### EXERCISE TASK:
Which lines below hold the word "Spencer"? Copy all of them.

Data entries
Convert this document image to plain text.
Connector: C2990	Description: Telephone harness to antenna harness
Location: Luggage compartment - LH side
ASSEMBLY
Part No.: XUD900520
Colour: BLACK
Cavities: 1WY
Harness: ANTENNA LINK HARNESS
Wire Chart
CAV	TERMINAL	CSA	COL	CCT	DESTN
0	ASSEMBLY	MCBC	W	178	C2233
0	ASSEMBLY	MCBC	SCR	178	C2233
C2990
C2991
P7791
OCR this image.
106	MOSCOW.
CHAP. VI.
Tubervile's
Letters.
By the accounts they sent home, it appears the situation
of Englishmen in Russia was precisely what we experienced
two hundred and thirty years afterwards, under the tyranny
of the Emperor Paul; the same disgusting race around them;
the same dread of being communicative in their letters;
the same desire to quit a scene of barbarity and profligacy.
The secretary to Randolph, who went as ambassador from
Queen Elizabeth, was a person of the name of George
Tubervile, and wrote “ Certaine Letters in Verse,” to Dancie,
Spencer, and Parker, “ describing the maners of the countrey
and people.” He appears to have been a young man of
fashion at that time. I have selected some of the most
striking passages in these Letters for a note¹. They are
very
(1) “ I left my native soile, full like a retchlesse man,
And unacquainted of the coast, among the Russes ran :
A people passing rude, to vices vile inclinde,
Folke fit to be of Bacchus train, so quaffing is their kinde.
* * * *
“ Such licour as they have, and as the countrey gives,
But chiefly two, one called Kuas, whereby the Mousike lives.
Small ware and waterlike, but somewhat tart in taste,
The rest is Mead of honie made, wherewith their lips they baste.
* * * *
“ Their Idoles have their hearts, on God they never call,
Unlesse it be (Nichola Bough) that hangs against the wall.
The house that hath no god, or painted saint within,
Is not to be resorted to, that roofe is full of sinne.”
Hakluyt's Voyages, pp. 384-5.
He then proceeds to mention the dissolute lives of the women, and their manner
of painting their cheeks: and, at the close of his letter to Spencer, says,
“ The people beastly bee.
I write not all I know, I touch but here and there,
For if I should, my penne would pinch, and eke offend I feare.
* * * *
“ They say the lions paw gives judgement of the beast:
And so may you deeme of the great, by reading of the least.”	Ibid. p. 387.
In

### RESULT OF THIS EXERCISE:
Spencer, and Parker, “ describing the maners of the countrey
of painting their cheeks: and, at the close of his letter to Spencer, says,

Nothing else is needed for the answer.